WORK TO DO: All of the lines below are to be transcribed faithfully, with pictures excluded from the copy.

Stored data entries:
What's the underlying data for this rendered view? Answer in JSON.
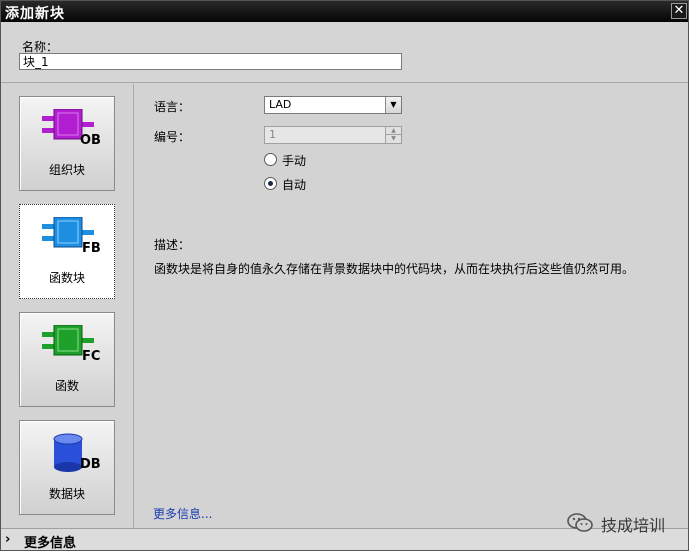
{
  "window": {
    "title": "添加新块",
    "close_glyph": "✕"
  },
  "name_field": {
    "label": "名称：",
    "value": "块_1"
  },
  "block_types": [
    {
      "code": "OB",
      "label": "组织块",
      "color": "#b21fd0",
      "selected": false
    },
    {
      "code": "FB",
      "label": "函数块",
      "color": "#1e8fe0",
      "selected": true
    },
    {
      "code": "FC",
      "label": "函数",
      "color": "#1fa02a",
      "selected": false
    },
    {
      "code": "DB",
      "label": "数据块",
      "color": "#2a4fd8",
      "selected": false
    }
  ],
  "form": {
    "language_label": "语言：",
    "language_value": "LAD",
    "number_label": "编号：",
    "number_value": "1",
    "radio_manual": "手动",
    "radio_auto": "自动",
    "radio_selected": "auto"
  },
  "description": {
    "label": "描述：",
    "text": "函数块是将自身的值永久存储在背景数据块中的代码块，从而在块执行后这些值仍然可用。"
  },
  "links": {
    "more_info": "更多信息..."
  },
  "bottom_bar": {
    "label": "更多信息",
    "chevron": "›"
  },
  "watermark": {
    "text": "技成培训",
    "icon": "wechat-icon"
  }
}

EXERCISE OUTPUT:
What's the underlying data for this rendered view? Answer in JSON.
{
  "window": {
    "title": "添加新块",
    "close_glyph": "✕"
  },
  "name_field": {
    "label": "名称：",
    "value": "块_1"
  },
  "block_types": [
    {
      "code": "OB",
      "label": "组织块",
      "color": "#b21fd0",
      "selected": false
    },
    {
      "code": "FB",
      "label": "函数块",
      "color": "#1e8fe0",
      "selected": true
    },
    {
      "code": "FC",
      "label": "函数",
      "color": "#1fa02a",
      "selected": false
    },
    {
      "code": "DB",
      "label": "数据块",
      "color": "#2a4fd8",
      "selected": false
    }
  ],
  "form": {
    "language_label": "语言：",
    "language_value": "LAD",
    "number_label": "编号：",
    "number_value": "1",
    "radio_manual": "手动",
    "radio_auto": "自动",
    "radio_selected": "auto"
  },
  "description": {
    "label": "描述：",
    "text": "函数块是将自身的值永久存储在背景数据块中的代码块，从而在块执行后这些值仍然可用。"
  },
  "links": {
    "more_info": "更多信息..."
  },
  "bottom_bar": {
    "label": "更多信息",
    "chevron": "›"
  },
  "watermark": {
    "text": "技成培训",
    "icon": "wechat-icon"
  }
}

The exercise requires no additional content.